## Data in this exercise:
------------
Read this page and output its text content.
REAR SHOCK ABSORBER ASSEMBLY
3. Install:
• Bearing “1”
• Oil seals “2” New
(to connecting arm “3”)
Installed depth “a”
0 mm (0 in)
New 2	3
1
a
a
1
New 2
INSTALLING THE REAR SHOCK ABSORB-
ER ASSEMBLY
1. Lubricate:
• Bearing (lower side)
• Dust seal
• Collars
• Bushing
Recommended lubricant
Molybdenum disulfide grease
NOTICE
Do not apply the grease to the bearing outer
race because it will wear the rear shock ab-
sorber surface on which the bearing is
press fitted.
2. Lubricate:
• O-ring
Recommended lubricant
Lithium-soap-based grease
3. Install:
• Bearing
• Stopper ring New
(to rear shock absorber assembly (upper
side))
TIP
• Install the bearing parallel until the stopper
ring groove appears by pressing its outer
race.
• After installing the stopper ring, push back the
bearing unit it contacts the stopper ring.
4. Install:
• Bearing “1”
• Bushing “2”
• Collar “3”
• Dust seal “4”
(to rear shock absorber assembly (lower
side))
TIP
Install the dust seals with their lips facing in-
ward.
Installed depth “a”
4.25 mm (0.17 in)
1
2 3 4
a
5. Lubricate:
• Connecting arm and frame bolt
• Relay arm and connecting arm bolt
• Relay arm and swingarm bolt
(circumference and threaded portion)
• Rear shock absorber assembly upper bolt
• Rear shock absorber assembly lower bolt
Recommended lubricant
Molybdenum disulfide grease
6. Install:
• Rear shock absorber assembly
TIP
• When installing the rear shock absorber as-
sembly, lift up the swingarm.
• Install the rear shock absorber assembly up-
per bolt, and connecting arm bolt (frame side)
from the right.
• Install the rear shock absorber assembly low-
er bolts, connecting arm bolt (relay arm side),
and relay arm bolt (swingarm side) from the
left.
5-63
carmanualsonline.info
------------
## The problem:
Type the whole listing again, unaltered.

## Task answer:
Read this page and output its text content.
REAR SHOCK ABSORBER ASSEMBLY
3. Install:
• Bearing “1”
• Oil seals “2” New
(to connecting arm “3”)
Installed depth “a”
0 mm (0 in)
New 2	3
1
a
a
1
New 2
INSTALLING THE REAR SHOCK ABSORB-
ER ASSEMBLY
1. Lubricate:
• Bearing (lower side)
• Dust seal
• Collars
• Bushing
Recommended lubricant
Molybdenum disulfide grease
NOTICE
Do not apply the grease to the bearing outer
race because it will wear the rear shock ab-
sorber surface on which the bearing is
press fitted.
2. Lubricate:
• O-ring
Recommended lubricant
Lithium-soap-based grease
3. Install:
• Bearing
• Stopper ring New
(to rear shock absorber assembly (upper
side))
TIP
• Install the bearing parallel until the stopper
ring groove appears by pressing its outer
race.
• After installing the stopper ring, push back the
bearing unit it contacts the stopper ring.
4. Install:
• Bearing “1”
• Bushing “2”
• Collar “3”
• Dust seal “4”
(to rear shock absorber assembly (lower
side))
TIP
Install the dust seals with their lips facing in-
ward.
Installed depth “a”
4.25 mm (0.17 in)
1
2 3 4
a
5. Lubricate:
• Connecting arm and frame bolt
• Relay arm and connecting arm bolt
• Relay arm and swingarm bolt
(circumference and threaded portion)
• Rear shock absorber assembly upper bolt
• Rear shock absorber assembly lower bolt
Recommended lubricant
Molybdenum disulfide grease
6. Install:
• Rear shock absorber assembly
TIP
• When installing the rear shock absorber as-
sembly, lift up the swingarm.
• Install the rear shock absorber assembly up-
per bolt, and connecting arm bolt (frame side)
from the right.
• Install the rear shock absorber assembly low-
er bolts, connecting arm bolt (relay arm side),
and relay arm bolt (swingarm side) from the
left.
5-63
carmanualsonline.info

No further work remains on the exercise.